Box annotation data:

################

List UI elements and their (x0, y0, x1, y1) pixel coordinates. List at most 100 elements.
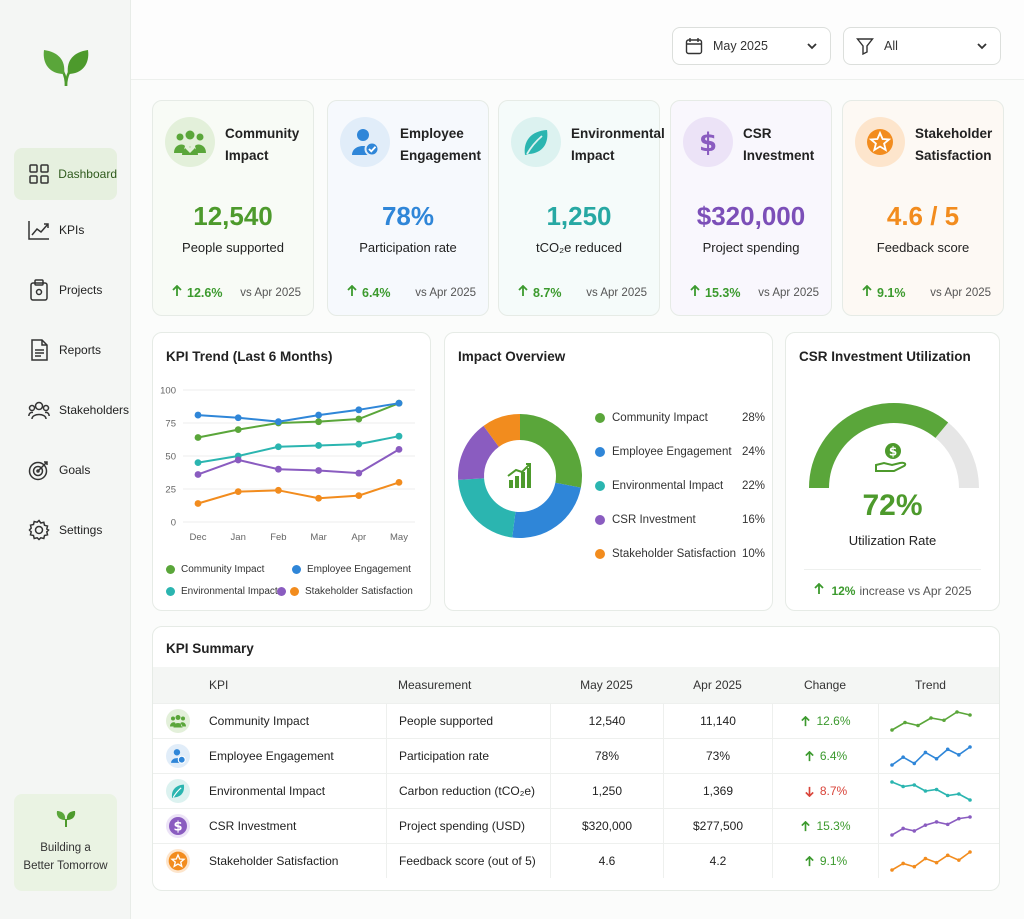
cell-change-value: 6.4% (819, 749, 848, 763)
panel-title: Impact Overview (458, 349, 566, 364)
kpi-title-line-2: Impact (571, 148, 615, 163)
sparkline-path (891, 746, 971, 766)
sidebar-item-projects[interactable]: Projects (14, 264, 117, 316)
kpi-subtitle: Project spending (702, 240, 800, 255)
arrow-up-icon (517, 284, 529, 300)
data-point (315, 411, 322, 419)
kpi-card-environmental[interactable]: Environmental Impact 1,250 tCO₂e reduced… (498, 100, 665, 316)
arrow-up-icon (171, 284, 183, 300)
sparkline-point (923, 823, 928, 827)
x-tick-label: Mar (310, 532, 326, 543)
legend-swatch (595, 447, 605, 457)
table-body: Community Impact People supported 12,540 11… (153, 703, 999, 878)
arrow-up-icon (813, 582, 825, 598)
sparkline-point (890, 728, 894, 732)
sprout-icon (14, 810, 117, 833)
star-icon (855, 117, 905, 167)
sidebar-item-dashboard[interactable]: Dashboard (14, 148, 117, 200)
cell-measurement: Feedback score (out of 5) (386, 844, 550, 878)
data-point (315, 494, 322, 502)
kpi-card-csr[interactable]: $ CSR Investment $320,000 Project spendi… (670, 100, 832, 316)
legend-percent: 24% (741, 446, 765, 458)
legend-swatch (277, 587, 286, 596)
kpi-summary-panel: KPI Summary KPI Measurement May 2025 Apr… (152, 626, 1000, 891)
sidebar-item-label: Goals (59, 463, 91, 477)
series-line-3 (197, 448, 400, 476)
column-header-kpi: KPI (209, 678, 229, 692)
x-tick-label: Feb (270, 532, 286, 543)
data-point (355, 492, 363, 499)
panel-title: KPI Trend (Last 6 Months) (166, 349, 333, 364)
sparkline-point (923, 750, 928, 755)
kpi-title-line-1: CSR (743, 126, 772, 141)
data-point (194, 500, 202, 507)
sparkline-point (912, 829, 917, 833)
sparkline-point (934, 787, 939, 792)
kpi-trend-chart: 0 25 50 75 100 Dec Jan Feb Mar Apr May (160, 386, 415, 543)
employee-icon (340, 117, 390, 167)
data-point (234, 456, 242, 464)
arrow-up-icon (801, 820, 811, 831)
data-point (275, 486, 282, 494)
utilization-value: 72% (862, 489, 923, 522)
y-tick-label: 75 (165, 419, 176, 430)
kpi-title-line-2: Investment (743, 148, 815, 163)
csr-utilization-panel: CSR Investment Utilization $ 72% Utiliza… (785, 332, 1000, 611)
sparkline-point (912, 783, 917, 787)
filter-select[interactable]: All (843, 27, 1001, 65)
legend-label: Employee Engagement (612, 446, 732, 458)
legend-swatch (595, 481, 605, 491)
sidebar-item-label: Settings (59, 523, 103, 537)
arrow-down-icon (805, 786, 814, 797)
impact-donut-chart (458, 414, 582, 538)
table-row[interactable]: Environmental Impact Carbon reduction (tC… (153, 773, 999, 808)
sparkline-path (891, 781, 971, 801)
data-point (194, 411, 202, 419)
sparkline-point (901, 826, 905, 831)
donut-legend-item: Employee Engagement 24% (595, 435, 765, 469)
kpi-card-employee[interactable]: Employee Engagement 78% Participation ra… (327, 100, 489, 316)
arrow-up-icon (805, 855, 814, 866)
legend-swatch (595, 413, 605, 423)
legend-percent: 22% (741, 480, 765, 492)
sparkline-point (957, 816, 961, 821)
legend-percent: 28% (741, 412, 765, 424)
employee-icon (166, 744, 190, 768)
kpi-card-community[interactable]: Community Impact 12,540 People supported… (152, 100, 314, 316)
svg-text:$: $ (173, 820, 182, 835)
sidebar-item-stakeholders[interactable]: Stakeholders (14, 384, 129, 436)
sidebar-item-label: Reports (59, 343, 102, 357)
data-point (194, 434, 202, 441)
table-row[interactable]: Community Impact People supported 12,540 11… (153, 703, 999, 738)
sidebar-item-kpis[interactable]: KPIs (14, 204, 117, 256)
date-select[interactable]: May 2025 (672, 27, 831, 65)
sidebar-item-reports[interactable]: Reports (14, 324, 117, 376)
x-tick-label: Jan (231, 532, 246, 543)
donut-legend-item: CSR Investment 16% (595, 503, 765, 537)
legend-item: Employee Engagement (292, 564, 411, 575)
kpi-card-stakeholder[interactable]: Stakeholder Satisfaction 4.6 / 5 Feedbac… (842, 100, 1004, 316)
series-line-2 (197, 435, 400, 464)
cell-change-value: 12.6% (816, 714, 851, 728)
table-row[interactable]: $ CSR Investment Project spending (USD) $32… (153, 808, 999, 843)
sparkline-point (916, 723, 920, 728)
kpi-comparison: vs Apr 2025 (758, 286, 819, 299)
data-point (234, 414, 242, 422)
table-row[interactable]: Stakeholder Satisfaction Feedback score (… (153, 843, 999, 878)
legend-percent: 16% (741, 514, 765, 526)
table-row[interactable]: Employee Engagement Participation rate 78%… (153, 738, 999, 773)
data-point (194, 459, 202, 466)
data-point (275, 465, 282, 473)
document-icon (28, 339, 50, 361)
sidebar-item-settings[interactable]: Settings (14, 504, 117, 556)
leaf-icon (166, 779, 190, 803)
y-tick-label: 100 (160, 386, 176, 397)
data-point (395, 432, 403, 440)
kpi-value: 1,250 (546, 201, 612, 231)
sparkline-point (945, 793, 950, 798)
sparkline-point (890, 763, 894, 767)
sparkline-path (891, 711, 971, 731)
sidebar-item-goals[interactable]: Goals (14, 444, 117, 496)
arrow-up-icon (861, 284, 873, 300)
sparkline (890, 850, 972, 872)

################

- **INSTRUCTIONS TO FOLLOW**:
Switch every "arrow-up-icon" in the listing to "up-arrow-icon", and give the whole listing again with nothing else changed and the pictures left out.

- **EXERCISE RESULT**:
List UI elements and their (x0, y0, x1, y1) pixel coordinates. List at most 100 elements.
cell-change-value: 6.4% (819, 749, 848, 763)
panel-title: Impact Overview (458, 349, 566, 364)
kpi-title-line-2: Impact (571, 148, 615, 163)
sparkline-path (891, 746, 971, 766)
sidebar-item-projects[interactable]: Projects (14, 264, 117, 316)
kpi-subtitle: Project spending (702, 240, 800, 255)
up-arrow-icon (517, 284, 529, 300)
data-point (315, 411, 322, 419)
kpi-card-environmental[interactable]: Environmental Impact 1,250 tCO₂e reduced… (498, 100, 665, 316)
up-arrow-icon (171, 284, 183, 300)
sparkline-point (923, 823, 928, 827)
x-tick-label: Mar (310, 532, 326, 543)
legend-swatch (595, 447, 605, 457)
table-body: Community Impact People supported 12,540 11… (153, 703, 999, 878)
up-arrow-icon (813, 582, 825, 598)
sparkline-point (890, 728, 894, 732)
sprout-icon (14, 810, 117, 833)
star-icon (855, 117, 905, 167)
sidebar-item-dashboard[interactable]: Dashboard (14, 148, 117, 200)
cell-measurement: Feedback score (out of 5) (386, 844, 550, 878)
data-point (315, 494, 322, 502)
kpi-card-csr[interactable]: $ CSR Investment $320,000 Project spendi… (670, 100, 832, 316)
legend-percent: 24% (741, 446, 765, 458)
legend-swatch (277, 587, 286, 596)
kpi-summary-panel: KPI Summary KPI Measurement May 2025 Apr… (152, 626, 1000, 891)
sidebar-item-label: Goals (59, 463, 91, 477)
series-line-3 (197, 448, 400, 476)
column-header-kpi: KPI (209, 678, 229, 692)
x-tick-label: Feb (270, 532, 286, 543)
data-point (355, 492, 363, 499)
panel-title: KPI Trend (Last 6 Months) (166, 349, 333, 364)
sparkline-point (923, 750, 928, 755)
kpi-title-line-1: CSR (743, 126, 772, 141)
data-point (194, 500, 202, 507)
sparkline-point (912, 829, 917, 833)
sparkline-point (934, 787, 939, 792)
kpi-trend-chart: 0 25 50 75 100 Dec Jan Feb Mar Apr May (160, 386, 415, 543)
employee-icon (340, 117, 390, 167)
data-point (234, 456, 242, 464)
up-arrow-icon (801, 820, 811, 831)
data-point (275, 486, 282, 494)
utilization-value: 72% (862, 489, 923, 522)
y-tick-label: 75 (165, 419, 176, 430)
kpi-title-line-2: Investment (743, 148, 815, 163)
csr-utilization-panel: CSR Investment Utilization $ 72% Utiliza… (785, 332, 1000, 611)
sparkline-point (912, 783, 917, 787)
filter-select[interactable]: All (843, 27, 1001, 65)
legend-label: Employee Engagement (612, 446, 732, 458)
legend-swatch (595, 481, 605, 491)
sidebar-item-label: Settings (59, 523, 103, 537)
arrow-down-icon (805, 786, 814, 797)
impact-donut-chart (458, 414, 582, 538)
table-row[interactable]: Environmental Impact Carbon reduction (tC… (153, 773, 999, 808)
sparkline-path (891, 781, 971, 801)
data-point (194, 411, 202, 419)
sparkline-point (901, 826, 905, 831)
donut-legend-item: Employee Engagement 24% (595, 435, 765, 469)
kpi-card-employee[interactable]: Employee Engagement 78% Participation ra… (327, 100, 489, 316)
up-arrow-icon (805, 855, 814, 866)
legend-swatch (595, 413, 605, 423)
legend-percent: 22% (741, 480, 765, 492)
sparkline-point (957, 816, 961, 821)
legend-percent: 28% (741, 412, 765, 424)
employee-icon (166, 744, 190, 768)
kpi-card-community[interactable]: Community Impact 12,540 People supported… (152, 100, 314, 316)
svg-text:$: $ (173, 820, 182, 835)
sidebar-item-stakeholders[interactable]: Stakeholders (14, 384, 129, 436)
sidebar-item-label: Reports (59, 343, 102, 357)
data-point (194, 434, 202, 441)
table-row[interactable]: Community Impact People supported 12,540 11… (153, 703, 999, 738)
sidebar-item-kpis[interactable]: KPIs (14, 204, 117, 256)
date-select[interactable]: May 2025 (672, 27, 831, 65)
sidebar-item-reports[interactable]: Reports (14, 324, 117, 376)
x-tick-label: Jan (231, 532, 246, 543)
donut-legend-item: CSR Investment 16% (595, 503, 765, 537)
legend-item: Employee Engagement (292, 564, 411, 575)
kpi-card-stakeholder[interactable]: Stakeholder Satisfaction 4.6 / 5 Feedbac… (842, 100, 1004, 316)
series-line-2 (197, 435, 400, 464)
cell-change-value: 12.6% (816, 714, 851, 728)
table-row[interactable]: $ CSR Investment Project spending (USD) $32… (153, 808, 999, 843)
sparkline-point (916, 723, 920, 728)
kpi-comparison: vs Apr 2025 (758, 286, 819, 299)
data-point (234, 414, 242, 422)
table-row[interactable]: Stakeholder Satisfaction Feedback score (… (153, 843, 999, 878)
legend-percent: 16% (741, 514, 765, 526)
table-row[interactable]: Employee Engagement Participation rate 78%… (153, 738, 999, 773)
data-point (194, 459, 202, 466)
data-point (275, 465, 282, 473)
document-icon (28, 339, 50, 361)
sidebar-item-settings[interactable]: Settings (14, 504, 117, 556)
leaf-icon (166, 779, 190, 803)
y-tick-label: 100 (160, 386, 176, 397)
data-point (395, 432, 403, 440)
kpi-value: 1,250 (546, 201, 612, 231)
sparkline-point (945, 793, 950, 798)
sparkline-point (890, 763, 894, 767)
sparkline-path (891, 711, 971, 731)
sidebar-item-goals[interactable]: Goals (14, 444, 117, 496)
up-arrow-icon (861, 284, 873, 300)
sparkline (890, 850, 972, 872)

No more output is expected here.